**Entries supplied**
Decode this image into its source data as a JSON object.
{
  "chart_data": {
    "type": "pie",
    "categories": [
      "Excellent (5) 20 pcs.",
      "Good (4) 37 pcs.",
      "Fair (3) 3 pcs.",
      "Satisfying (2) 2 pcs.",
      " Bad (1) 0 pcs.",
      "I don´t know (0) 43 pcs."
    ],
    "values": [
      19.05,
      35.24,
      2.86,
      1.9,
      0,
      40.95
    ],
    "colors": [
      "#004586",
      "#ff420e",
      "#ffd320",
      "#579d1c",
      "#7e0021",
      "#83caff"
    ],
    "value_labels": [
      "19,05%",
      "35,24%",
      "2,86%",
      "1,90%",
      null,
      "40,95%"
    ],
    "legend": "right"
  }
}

**Given instruction**
Transcribe every entry exactly, omitting nothing.

**The result**
Decode this image into its source data as a JSON object.
{
  "chart_data": {
    "type": "pie",
    "categories": [
      "Excellent (5) 20 pcs.",
      "Good (4) 37 pcs.",
      "Fair (3) 3 pcs.",
      "Satisfying (2) 2 pcs.",
      " Bad (1) 0 pcs.",
      "I don´t know (0) 43 pcs."
    ],
    "values": [
      19.05,
      35.24,
      2.86,
      1.9,
      0,
      40.95
    ],
    "colors": [
      "#004586",
      "#ff420e",
      "#ffd320",
      "#579d1c",
      "#7e0021",
      "#83caff"
    ],
    "value_labels": [
      "19,05%",
      "35,24%",
      "2,86%",
      "1,90%",
      null,
      "40,95%"
    ],
    "legend": "right"
  }
}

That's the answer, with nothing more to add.